Your instructions:
Return the records that follow, matching each one exactly.

┏━━

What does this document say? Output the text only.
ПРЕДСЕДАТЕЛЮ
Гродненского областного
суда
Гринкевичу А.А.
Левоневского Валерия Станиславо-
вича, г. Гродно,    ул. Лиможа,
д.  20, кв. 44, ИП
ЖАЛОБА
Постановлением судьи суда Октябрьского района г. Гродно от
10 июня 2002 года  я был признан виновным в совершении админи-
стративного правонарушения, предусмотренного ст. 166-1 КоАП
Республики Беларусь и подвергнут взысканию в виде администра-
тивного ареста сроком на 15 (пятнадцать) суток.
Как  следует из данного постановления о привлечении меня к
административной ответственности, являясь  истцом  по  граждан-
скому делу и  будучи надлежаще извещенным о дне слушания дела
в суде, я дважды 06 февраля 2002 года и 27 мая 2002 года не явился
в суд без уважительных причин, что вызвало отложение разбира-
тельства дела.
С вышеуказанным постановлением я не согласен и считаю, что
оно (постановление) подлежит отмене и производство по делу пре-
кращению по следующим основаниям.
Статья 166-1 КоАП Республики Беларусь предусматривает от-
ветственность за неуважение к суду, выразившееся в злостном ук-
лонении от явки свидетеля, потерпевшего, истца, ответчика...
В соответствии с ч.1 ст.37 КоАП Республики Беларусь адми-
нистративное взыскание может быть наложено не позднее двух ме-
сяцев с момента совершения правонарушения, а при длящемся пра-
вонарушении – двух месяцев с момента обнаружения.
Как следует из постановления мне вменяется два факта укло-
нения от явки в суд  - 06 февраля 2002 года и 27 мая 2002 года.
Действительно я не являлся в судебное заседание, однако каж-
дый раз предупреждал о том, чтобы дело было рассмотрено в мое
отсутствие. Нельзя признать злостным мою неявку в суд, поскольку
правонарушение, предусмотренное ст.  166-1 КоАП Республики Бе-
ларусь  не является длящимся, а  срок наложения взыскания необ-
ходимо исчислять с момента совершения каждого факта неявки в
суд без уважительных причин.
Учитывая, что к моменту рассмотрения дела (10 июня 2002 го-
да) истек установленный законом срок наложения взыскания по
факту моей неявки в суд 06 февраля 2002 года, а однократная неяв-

┗━━

Answer:
What does this document say? Output the text only.
ПРЕДСЕДАТЕЛЮ
Гродненского областного
суда
Гринкевичу А.А.
Левоневского Валерия Станиславо-
вича, г. Гродно,    ул. Лиможа,
д.  20, кв. 44, ИП
ЖАЛОБА
Постановлением судьи суда Октябрьского района г. Гродно от
10 июня 2002 года  я был признан виновным в совершении админи-
стративного правонарушения, предусмотренного ст. 166-1 КоАП
Республики Беларусь и подвергнут взысканию в виде администра-
тивного ареста сроком на 15 (пятнадцать) суток.
Как  следует из данного постановления о привлечении меня к
административной ответственности, являясь  истцом  по  граждан-
скому делу и  будучи надлежаще извещенным о дне слушания дела
в суде, я дважды 06 февраля 2002 года и 27 мая 2002 года не явился
в суд без уважительных причин, что вызвало отложение разбира-
тельства дела.
С вышеуказанным постановлением я не согласен и считаю, что
оно (постановление) подлежит отмене и производство по делу пре-
кращению по следующим основаниям.
Статья 166-1 КоАП Республики Беларусь предусматривает от-
ветственность за неуважение к суду, выразившееся в злостном ук-
лонении от явки свидетеля, потерпевшего, истца, ответчика...
В соответствии с ч.1 ст.37 КоАП Республики Беларусь адми-
нистративное взыскание может быть наложено не позднее двух ме-
сяцев с момента совершения правонарушения, а при длящемся пра-
вонарушении – двух месяцев с момента обнаружения.
Как следует из постановления мне вменяется два факта укло-
нения от явки в суд  - 06 февраля 2002 года и 27 мая 2002 года.
Действительно я не являлся в судебное заседание, однако каж-
дый раз предупреждал о том, чтобы дело было рассмотрено в мое
отсутствие. Нельзя признать злостным мою неявку в суд, поскольку
правонарушение, предусмотренное ст.  166-1 КоАП Республики Бе-
ларусь  не является длящимся, а  срок наложения взыскания необ-
ходимо исчислять с момента совершения каждого факта неявки в
суд без уважительных причин.
Учитывая, что к моменту рассмотрения дела (10 июня 2002 го-
да) истек установленный законом срок наложения взыскания по
факту моей неявки в суд 06 февраля 2002 года, а однократная неяв-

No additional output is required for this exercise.